Filter the records for lines holding the string "prev".

--- start of PROVIDED INFORMATION ---

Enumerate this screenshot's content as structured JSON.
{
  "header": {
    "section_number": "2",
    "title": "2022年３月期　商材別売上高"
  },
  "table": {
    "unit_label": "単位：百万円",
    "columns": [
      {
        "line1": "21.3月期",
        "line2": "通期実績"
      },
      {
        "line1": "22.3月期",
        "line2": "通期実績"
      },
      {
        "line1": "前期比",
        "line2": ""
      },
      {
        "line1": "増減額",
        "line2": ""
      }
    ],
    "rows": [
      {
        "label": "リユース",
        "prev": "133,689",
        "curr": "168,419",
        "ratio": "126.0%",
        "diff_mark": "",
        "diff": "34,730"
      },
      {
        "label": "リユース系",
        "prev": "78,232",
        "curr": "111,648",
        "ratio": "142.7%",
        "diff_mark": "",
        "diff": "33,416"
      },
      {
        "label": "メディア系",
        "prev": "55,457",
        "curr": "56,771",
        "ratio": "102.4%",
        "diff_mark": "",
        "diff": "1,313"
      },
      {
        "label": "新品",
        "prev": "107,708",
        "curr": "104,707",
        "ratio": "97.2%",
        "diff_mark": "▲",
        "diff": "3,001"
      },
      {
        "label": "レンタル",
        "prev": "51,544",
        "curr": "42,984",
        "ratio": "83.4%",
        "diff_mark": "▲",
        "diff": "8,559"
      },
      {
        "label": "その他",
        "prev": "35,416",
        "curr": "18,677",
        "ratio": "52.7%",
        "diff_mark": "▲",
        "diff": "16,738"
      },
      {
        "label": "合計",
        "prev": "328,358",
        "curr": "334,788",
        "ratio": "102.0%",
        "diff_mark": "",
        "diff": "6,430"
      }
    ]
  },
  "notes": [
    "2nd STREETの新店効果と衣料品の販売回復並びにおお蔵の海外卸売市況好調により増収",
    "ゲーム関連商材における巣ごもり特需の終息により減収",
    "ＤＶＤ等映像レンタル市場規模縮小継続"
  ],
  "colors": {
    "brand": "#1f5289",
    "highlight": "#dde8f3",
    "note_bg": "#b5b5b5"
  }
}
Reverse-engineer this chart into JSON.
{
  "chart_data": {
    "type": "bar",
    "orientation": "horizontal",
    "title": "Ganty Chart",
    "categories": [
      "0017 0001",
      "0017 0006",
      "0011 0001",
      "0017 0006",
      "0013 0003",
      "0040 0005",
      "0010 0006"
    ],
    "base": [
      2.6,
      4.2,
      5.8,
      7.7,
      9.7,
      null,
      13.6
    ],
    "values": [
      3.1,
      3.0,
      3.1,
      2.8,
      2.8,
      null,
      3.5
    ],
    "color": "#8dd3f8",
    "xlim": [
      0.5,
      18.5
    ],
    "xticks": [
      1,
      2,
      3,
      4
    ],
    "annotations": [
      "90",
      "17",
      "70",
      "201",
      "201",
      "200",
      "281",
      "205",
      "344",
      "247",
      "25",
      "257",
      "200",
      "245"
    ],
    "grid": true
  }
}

--- end of PROVIDED INFORMATION ---

*ANSWER TO THE EXERCISE:*
        "prev": "133,689",
        "prev": "78,232",
        "prev": "55,457",
        "prev": "107,708",
        "prev": "51,544",
        "prev": "35,416",
        "prev": "328,358",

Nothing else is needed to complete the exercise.